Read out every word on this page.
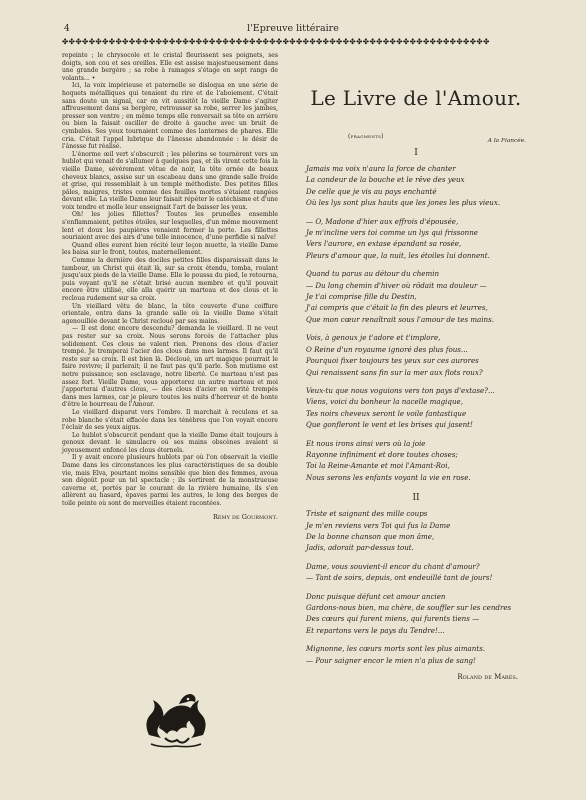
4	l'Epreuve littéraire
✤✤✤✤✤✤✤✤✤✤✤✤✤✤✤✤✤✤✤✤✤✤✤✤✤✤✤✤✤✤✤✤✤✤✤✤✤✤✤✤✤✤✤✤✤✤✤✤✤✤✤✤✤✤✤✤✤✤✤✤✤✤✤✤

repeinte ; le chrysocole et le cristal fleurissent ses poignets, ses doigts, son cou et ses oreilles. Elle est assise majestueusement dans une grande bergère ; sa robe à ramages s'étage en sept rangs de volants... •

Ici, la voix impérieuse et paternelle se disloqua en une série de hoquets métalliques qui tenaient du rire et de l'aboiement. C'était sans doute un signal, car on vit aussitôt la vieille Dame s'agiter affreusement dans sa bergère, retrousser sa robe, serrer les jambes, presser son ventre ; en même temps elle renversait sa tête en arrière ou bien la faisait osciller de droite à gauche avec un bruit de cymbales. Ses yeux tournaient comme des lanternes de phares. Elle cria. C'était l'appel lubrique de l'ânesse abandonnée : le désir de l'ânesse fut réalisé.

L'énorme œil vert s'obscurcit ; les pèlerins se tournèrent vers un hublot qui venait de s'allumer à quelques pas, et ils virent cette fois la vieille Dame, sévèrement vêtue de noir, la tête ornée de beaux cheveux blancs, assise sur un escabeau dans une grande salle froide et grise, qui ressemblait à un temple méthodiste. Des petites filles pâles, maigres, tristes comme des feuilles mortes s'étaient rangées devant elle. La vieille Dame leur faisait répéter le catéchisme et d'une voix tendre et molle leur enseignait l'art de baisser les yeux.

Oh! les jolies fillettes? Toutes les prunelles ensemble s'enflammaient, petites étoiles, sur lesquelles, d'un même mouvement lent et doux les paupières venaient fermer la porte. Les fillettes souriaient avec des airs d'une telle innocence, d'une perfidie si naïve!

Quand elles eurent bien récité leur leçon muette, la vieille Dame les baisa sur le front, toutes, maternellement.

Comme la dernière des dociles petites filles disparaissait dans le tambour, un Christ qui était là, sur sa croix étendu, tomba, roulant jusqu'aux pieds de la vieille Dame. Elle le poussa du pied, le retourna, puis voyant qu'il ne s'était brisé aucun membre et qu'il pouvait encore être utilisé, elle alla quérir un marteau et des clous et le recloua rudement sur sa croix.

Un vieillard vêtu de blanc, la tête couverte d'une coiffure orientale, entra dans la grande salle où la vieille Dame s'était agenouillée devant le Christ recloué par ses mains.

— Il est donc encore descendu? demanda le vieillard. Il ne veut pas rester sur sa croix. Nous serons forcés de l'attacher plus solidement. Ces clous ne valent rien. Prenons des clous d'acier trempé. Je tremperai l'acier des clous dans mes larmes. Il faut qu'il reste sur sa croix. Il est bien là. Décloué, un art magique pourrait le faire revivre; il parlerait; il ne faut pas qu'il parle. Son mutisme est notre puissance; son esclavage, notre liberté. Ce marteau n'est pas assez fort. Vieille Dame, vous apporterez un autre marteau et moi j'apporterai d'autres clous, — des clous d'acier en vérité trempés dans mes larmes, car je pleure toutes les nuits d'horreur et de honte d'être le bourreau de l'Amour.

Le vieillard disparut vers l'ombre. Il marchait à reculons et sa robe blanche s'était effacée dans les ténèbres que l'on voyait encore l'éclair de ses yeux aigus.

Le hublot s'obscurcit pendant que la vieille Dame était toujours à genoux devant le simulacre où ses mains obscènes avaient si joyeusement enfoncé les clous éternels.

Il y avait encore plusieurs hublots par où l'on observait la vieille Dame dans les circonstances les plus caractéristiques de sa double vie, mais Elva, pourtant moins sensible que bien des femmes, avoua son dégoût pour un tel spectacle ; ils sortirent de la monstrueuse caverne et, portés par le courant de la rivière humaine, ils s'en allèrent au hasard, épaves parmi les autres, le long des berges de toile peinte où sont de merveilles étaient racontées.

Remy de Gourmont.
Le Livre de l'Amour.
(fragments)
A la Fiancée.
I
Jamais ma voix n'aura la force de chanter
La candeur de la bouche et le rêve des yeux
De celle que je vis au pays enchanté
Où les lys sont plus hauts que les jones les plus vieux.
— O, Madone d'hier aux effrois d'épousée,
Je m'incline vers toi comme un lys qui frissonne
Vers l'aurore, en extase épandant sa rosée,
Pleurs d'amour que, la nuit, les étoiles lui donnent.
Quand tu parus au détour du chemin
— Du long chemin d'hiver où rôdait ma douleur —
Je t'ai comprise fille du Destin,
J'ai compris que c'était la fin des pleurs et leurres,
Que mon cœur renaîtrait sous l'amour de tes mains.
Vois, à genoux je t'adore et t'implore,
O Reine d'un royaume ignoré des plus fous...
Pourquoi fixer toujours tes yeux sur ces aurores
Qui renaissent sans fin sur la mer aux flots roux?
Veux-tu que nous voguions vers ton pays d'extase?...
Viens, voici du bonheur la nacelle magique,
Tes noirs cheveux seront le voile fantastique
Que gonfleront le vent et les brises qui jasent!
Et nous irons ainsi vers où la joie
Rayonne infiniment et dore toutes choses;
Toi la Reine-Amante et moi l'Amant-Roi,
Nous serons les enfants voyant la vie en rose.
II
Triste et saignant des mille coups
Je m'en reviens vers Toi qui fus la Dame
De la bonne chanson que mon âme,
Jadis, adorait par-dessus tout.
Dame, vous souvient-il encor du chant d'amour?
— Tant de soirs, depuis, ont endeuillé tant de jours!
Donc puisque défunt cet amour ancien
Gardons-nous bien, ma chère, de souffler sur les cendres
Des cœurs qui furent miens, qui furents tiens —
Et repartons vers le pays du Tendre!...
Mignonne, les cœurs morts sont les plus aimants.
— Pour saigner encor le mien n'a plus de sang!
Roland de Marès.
--
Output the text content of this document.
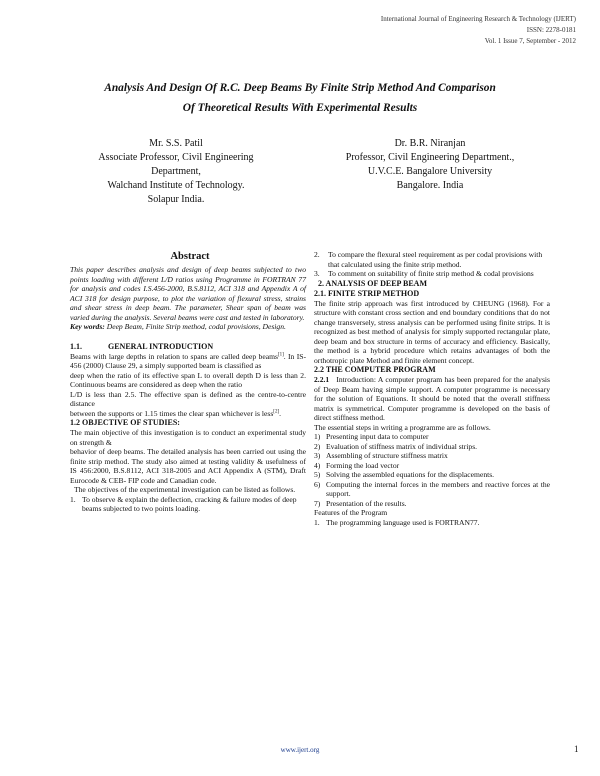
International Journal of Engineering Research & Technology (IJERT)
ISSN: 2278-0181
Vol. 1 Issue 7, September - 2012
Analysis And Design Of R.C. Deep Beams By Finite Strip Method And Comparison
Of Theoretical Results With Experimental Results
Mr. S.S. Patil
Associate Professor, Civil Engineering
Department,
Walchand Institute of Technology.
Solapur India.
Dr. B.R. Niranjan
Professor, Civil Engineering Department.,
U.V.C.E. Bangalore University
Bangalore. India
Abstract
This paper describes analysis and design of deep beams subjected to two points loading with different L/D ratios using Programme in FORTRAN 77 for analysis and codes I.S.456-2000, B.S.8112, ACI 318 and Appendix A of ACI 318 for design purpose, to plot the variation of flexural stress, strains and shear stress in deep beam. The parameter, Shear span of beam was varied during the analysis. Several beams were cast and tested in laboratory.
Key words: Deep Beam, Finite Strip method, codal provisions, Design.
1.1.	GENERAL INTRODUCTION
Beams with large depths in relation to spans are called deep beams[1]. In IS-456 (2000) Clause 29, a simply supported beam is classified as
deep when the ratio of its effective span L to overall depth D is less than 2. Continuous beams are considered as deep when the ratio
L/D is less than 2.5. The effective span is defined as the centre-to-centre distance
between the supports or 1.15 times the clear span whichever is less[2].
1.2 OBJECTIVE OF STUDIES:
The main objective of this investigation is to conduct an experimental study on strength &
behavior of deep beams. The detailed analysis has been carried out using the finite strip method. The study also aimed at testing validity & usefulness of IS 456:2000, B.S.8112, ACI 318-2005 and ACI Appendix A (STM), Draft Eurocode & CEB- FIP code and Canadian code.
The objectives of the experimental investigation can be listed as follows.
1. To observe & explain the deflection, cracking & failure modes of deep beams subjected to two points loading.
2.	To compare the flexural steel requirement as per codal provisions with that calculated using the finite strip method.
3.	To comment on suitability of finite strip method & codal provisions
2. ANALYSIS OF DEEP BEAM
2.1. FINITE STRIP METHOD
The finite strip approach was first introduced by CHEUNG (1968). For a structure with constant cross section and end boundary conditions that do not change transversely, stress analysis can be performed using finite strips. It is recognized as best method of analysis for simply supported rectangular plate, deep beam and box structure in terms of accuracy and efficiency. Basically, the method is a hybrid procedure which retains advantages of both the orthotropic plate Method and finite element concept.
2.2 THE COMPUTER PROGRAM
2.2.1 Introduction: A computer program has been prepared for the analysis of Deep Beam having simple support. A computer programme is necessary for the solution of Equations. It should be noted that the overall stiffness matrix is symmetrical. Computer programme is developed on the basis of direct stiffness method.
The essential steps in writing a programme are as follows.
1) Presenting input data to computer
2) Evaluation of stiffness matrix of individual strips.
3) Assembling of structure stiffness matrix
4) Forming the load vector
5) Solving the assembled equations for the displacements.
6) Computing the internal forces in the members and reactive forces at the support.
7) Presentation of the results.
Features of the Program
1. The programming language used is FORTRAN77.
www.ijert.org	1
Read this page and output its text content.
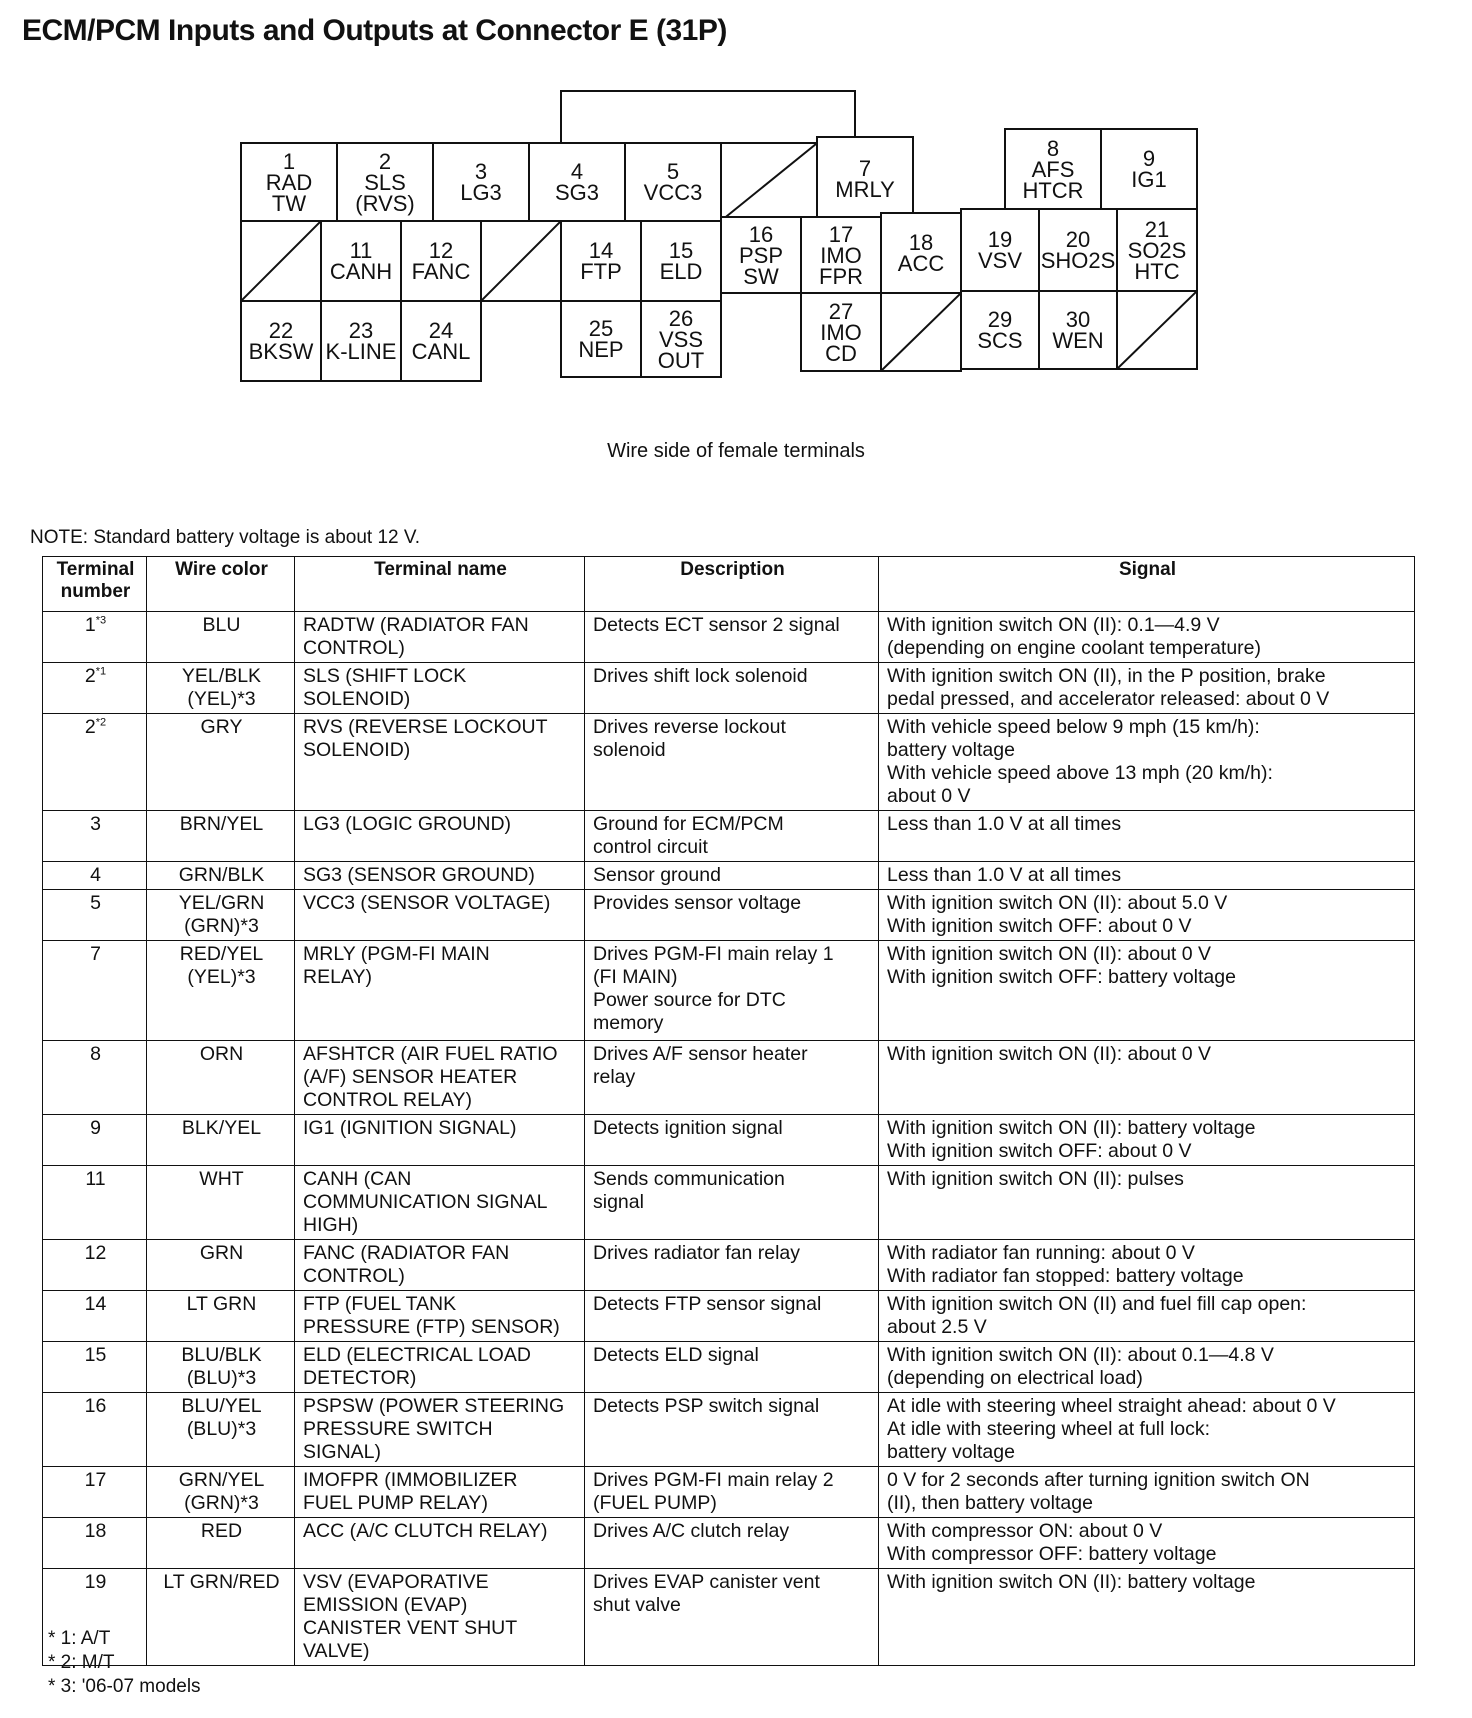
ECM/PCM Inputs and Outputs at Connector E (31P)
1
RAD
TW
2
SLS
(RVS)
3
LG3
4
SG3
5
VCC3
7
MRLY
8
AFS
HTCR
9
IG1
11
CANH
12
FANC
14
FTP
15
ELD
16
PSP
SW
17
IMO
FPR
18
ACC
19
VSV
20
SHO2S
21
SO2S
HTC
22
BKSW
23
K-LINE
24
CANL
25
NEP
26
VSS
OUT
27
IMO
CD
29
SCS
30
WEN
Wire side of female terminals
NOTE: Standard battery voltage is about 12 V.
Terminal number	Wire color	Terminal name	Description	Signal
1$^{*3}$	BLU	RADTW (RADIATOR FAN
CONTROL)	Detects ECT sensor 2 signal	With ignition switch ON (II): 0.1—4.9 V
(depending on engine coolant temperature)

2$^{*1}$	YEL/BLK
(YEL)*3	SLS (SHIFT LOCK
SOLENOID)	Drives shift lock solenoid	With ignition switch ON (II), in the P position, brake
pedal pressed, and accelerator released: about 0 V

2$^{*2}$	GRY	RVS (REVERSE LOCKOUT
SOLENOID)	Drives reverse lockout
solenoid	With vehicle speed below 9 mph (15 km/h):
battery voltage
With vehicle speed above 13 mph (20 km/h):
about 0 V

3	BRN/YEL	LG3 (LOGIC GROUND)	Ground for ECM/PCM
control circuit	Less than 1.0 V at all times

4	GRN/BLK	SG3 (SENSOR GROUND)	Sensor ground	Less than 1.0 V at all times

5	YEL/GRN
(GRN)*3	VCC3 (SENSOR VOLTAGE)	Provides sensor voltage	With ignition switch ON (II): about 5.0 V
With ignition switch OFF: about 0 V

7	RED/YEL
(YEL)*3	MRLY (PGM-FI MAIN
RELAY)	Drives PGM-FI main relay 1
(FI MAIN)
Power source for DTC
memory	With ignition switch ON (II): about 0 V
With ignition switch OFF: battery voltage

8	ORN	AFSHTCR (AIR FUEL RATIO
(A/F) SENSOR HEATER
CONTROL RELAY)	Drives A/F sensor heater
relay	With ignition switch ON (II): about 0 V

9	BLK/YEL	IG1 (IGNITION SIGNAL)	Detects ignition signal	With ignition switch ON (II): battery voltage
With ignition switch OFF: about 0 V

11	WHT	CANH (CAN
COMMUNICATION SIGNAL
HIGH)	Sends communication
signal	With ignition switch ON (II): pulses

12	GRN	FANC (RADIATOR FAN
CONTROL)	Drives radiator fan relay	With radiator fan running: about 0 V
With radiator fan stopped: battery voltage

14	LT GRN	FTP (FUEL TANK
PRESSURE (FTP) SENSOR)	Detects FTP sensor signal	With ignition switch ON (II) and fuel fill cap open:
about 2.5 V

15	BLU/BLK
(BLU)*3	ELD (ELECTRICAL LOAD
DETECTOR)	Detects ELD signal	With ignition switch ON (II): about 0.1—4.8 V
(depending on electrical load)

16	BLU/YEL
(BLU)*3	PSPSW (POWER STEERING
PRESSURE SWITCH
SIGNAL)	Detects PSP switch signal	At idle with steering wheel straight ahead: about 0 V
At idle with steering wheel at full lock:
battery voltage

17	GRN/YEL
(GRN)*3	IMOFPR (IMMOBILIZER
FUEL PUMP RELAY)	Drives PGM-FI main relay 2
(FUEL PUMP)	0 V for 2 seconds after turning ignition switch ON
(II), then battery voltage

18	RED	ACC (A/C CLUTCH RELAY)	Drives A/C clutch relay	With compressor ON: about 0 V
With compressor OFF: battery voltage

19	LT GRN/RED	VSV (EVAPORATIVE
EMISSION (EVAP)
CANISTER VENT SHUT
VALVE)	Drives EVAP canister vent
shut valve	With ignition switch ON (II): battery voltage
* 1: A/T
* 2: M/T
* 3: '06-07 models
* * *
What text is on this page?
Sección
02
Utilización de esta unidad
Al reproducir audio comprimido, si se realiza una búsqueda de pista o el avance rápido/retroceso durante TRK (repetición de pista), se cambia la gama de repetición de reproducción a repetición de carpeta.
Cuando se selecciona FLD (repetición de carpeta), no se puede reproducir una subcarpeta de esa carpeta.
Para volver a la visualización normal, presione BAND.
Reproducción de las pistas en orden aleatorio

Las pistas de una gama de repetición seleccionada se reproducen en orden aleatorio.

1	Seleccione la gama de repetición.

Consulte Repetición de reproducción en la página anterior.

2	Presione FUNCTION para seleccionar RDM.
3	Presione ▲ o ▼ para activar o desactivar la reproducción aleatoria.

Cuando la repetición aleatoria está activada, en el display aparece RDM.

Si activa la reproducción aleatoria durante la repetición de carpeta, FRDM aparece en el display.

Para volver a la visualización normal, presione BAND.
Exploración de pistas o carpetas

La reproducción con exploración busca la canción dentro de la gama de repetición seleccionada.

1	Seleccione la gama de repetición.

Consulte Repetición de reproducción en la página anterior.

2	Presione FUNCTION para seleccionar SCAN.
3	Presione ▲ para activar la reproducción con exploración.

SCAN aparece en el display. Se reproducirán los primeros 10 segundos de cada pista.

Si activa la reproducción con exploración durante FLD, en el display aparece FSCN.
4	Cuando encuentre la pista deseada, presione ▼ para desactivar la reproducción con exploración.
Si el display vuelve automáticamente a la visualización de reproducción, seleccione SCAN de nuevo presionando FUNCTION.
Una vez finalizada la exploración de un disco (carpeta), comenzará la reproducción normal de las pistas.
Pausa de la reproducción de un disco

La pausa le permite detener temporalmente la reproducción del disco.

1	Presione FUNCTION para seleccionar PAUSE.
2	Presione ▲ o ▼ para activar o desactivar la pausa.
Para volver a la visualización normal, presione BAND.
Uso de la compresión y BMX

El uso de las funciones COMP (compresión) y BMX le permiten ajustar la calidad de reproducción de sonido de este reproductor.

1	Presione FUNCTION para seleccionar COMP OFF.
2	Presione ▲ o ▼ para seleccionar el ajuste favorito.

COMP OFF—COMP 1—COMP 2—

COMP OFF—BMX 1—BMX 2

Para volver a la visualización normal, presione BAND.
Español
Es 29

Aim of the exercise:
Go through the entries and return each line where the word "devant" appears.

Output of the task:
L'énorme œil vert s'obscurcit ; les pèlerins se tournèrent vers un hublot qui venait de s'allumer à quelques pas, et ils virent cette fois la vieille Dame, sévèrement vêtue de noir, la tête ornée de beaux cheveux blancs, assise sur un escabeau dans une grande salle froide et grise, qui ressemblait à un temple méthodiste. Des petites filles pâles, maigres, tristes comme des feuilles mortes s'étaient rangées devant elle. La vieille Dame leur faisait répéter le catéchisme et d'une voix tendre et molle leur enseignait l'art de baisser les yeux.
Un vieillard vêtu de blanc, la tête couverte d'une coiffure orientale, entra dans la grande salle où la vieille Dame s'était agenouillée devant le Christ recloué par ses mains.
Le hublot s'obscurcit pendant que la vieille Dame était toujours à genoux devant le simulacre où ses mains obscènes avaient si joyeusement enfoncé les clous éternels.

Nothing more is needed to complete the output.